** Start Input **
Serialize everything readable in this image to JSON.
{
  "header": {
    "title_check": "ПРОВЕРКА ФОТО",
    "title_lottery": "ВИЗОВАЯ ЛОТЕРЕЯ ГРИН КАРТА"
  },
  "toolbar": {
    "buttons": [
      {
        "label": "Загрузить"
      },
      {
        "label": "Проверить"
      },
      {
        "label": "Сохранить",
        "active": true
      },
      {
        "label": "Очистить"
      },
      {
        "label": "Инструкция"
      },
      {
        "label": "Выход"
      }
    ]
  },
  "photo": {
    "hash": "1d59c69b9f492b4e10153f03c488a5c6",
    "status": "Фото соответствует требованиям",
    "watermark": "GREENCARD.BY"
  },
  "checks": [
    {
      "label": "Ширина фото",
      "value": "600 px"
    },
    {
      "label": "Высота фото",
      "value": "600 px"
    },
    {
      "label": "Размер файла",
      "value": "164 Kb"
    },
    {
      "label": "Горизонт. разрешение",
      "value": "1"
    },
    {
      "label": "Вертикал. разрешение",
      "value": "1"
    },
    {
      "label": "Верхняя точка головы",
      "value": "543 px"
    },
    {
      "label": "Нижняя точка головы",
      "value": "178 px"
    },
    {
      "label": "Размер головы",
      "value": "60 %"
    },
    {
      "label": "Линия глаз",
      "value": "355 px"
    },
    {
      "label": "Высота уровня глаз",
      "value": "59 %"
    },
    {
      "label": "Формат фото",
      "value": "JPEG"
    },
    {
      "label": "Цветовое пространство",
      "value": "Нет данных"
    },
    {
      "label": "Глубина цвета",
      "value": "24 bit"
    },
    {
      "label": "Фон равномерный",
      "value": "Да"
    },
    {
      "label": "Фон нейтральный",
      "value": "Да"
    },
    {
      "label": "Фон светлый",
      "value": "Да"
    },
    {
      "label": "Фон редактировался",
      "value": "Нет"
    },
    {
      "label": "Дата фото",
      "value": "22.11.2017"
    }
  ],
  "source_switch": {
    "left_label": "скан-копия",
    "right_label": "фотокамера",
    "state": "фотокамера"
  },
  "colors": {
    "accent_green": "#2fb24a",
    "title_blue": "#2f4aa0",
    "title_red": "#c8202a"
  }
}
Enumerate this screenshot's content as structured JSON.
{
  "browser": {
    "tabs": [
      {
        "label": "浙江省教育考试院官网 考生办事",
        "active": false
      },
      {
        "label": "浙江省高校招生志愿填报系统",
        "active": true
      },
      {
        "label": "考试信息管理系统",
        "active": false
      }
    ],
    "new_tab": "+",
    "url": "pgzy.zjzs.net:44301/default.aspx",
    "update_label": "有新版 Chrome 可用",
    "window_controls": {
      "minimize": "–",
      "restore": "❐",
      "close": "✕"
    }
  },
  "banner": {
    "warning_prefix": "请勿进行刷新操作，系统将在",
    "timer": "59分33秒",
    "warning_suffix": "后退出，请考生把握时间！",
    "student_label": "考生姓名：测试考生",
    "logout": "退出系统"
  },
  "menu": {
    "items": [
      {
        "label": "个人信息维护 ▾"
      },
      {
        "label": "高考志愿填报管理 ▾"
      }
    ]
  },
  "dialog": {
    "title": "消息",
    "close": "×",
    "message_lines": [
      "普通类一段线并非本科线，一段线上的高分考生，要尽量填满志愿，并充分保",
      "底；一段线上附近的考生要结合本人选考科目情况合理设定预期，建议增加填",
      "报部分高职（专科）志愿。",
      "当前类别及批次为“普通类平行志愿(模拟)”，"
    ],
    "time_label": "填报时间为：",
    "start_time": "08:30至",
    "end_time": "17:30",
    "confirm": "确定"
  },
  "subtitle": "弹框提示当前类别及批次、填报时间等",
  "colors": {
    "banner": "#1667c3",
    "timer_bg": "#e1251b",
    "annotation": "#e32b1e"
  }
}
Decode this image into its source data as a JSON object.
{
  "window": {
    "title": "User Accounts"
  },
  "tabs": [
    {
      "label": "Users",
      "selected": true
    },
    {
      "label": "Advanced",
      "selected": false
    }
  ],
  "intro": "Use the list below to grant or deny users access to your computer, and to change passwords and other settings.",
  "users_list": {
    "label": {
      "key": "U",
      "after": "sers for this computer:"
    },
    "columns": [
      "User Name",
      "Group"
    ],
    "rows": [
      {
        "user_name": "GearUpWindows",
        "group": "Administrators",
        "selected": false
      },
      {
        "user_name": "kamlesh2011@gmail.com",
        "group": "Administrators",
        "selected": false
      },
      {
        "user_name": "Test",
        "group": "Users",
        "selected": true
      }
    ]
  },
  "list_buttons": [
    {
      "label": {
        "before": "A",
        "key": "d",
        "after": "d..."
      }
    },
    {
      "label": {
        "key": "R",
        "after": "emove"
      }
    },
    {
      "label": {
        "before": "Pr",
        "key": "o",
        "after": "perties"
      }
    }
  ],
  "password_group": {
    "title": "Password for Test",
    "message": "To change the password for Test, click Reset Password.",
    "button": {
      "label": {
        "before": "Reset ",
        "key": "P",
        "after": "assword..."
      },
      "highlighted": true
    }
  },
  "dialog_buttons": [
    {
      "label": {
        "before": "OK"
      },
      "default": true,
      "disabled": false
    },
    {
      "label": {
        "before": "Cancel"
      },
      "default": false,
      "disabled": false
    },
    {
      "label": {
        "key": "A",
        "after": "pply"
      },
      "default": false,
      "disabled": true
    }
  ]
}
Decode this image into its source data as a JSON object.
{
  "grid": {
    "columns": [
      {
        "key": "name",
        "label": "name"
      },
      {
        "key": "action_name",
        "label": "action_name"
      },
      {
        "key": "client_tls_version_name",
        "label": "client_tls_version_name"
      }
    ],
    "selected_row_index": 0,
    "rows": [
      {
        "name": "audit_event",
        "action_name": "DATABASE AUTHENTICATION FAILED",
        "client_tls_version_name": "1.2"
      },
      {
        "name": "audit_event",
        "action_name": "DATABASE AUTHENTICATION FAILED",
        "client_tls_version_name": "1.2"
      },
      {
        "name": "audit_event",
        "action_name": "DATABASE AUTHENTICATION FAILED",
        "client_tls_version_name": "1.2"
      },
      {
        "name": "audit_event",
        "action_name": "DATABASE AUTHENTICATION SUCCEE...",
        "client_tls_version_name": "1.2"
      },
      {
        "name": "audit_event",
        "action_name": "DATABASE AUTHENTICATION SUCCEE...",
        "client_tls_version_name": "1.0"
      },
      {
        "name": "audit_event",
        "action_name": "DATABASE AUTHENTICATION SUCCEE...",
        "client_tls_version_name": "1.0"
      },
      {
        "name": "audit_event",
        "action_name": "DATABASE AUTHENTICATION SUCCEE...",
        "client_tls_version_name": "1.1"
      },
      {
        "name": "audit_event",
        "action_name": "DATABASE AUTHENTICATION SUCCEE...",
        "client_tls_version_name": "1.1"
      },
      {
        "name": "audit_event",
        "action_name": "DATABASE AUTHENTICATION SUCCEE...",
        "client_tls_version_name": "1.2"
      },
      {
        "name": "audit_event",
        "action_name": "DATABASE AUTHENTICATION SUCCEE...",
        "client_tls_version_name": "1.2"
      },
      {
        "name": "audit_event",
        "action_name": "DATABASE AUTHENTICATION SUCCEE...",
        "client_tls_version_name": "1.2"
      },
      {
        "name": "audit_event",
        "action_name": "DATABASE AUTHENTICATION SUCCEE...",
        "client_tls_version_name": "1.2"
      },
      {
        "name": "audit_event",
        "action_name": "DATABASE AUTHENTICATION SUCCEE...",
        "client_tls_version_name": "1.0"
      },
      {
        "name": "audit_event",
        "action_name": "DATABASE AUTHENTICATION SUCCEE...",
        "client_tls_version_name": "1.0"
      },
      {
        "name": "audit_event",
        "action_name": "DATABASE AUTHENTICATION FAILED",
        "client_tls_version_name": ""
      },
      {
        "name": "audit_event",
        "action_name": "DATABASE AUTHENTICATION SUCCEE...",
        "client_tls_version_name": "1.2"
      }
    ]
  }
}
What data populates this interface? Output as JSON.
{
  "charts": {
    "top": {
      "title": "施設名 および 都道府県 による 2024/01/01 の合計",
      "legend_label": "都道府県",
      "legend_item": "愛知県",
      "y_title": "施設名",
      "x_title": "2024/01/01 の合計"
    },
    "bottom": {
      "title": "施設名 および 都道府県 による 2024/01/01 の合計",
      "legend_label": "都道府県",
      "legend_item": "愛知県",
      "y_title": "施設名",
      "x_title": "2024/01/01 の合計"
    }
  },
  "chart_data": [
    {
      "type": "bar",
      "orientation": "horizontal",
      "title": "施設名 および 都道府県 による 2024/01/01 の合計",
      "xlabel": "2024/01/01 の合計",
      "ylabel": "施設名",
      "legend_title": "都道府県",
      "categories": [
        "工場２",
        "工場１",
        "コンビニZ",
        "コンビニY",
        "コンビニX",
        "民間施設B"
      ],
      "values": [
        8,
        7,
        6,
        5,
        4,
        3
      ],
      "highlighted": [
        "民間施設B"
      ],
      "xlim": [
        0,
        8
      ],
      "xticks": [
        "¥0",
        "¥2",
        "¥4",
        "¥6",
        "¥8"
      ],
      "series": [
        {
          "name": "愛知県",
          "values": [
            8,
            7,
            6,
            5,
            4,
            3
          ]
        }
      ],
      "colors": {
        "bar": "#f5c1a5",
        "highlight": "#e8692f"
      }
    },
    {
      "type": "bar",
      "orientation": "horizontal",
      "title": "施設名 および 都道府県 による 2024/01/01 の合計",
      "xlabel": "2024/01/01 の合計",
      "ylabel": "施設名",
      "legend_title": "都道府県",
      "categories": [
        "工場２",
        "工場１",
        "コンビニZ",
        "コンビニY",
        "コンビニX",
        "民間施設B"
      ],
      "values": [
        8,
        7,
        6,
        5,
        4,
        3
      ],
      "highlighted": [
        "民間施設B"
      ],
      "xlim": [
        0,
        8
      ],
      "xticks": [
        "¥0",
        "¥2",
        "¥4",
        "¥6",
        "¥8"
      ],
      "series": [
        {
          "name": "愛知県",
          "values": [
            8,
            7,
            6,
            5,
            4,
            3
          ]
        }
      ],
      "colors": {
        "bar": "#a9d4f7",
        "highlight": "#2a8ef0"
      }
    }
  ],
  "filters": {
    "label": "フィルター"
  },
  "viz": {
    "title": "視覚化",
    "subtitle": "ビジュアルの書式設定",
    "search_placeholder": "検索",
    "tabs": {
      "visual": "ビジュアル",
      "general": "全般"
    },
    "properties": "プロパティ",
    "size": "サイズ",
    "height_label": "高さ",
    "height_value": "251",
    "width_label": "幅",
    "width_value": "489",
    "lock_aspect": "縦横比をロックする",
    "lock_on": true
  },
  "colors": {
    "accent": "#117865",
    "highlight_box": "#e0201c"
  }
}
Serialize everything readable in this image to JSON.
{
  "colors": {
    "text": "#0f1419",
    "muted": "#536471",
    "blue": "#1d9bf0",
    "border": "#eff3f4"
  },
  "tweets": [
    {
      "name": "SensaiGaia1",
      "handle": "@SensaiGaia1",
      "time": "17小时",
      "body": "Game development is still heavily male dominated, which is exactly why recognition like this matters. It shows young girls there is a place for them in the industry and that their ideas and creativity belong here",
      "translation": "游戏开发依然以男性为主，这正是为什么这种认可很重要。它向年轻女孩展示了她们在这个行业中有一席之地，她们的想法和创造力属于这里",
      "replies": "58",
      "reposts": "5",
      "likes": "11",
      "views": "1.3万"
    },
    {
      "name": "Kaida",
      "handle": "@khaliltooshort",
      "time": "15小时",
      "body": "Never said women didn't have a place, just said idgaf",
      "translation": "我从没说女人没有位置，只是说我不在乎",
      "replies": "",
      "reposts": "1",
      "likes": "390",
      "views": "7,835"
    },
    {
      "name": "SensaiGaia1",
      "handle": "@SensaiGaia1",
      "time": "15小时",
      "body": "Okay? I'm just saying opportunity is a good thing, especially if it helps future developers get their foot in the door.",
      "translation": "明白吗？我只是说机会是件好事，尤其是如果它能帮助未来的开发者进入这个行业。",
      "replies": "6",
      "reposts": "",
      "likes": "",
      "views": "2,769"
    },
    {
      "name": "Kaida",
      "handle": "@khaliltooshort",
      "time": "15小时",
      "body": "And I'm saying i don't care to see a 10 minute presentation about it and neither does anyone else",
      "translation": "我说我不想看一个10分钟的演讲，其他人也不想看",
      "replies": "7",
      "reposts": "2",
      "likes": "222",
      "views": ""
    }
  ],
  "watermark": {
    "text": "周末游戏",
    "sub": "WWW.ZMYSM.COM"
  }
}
** End Input **
#### To do
From the records above, copy every line that holds the word "replies".

#### Answer to this problem
      "replies": "58",
      "replies": "",
      "replies": "6",
      "replies": "7",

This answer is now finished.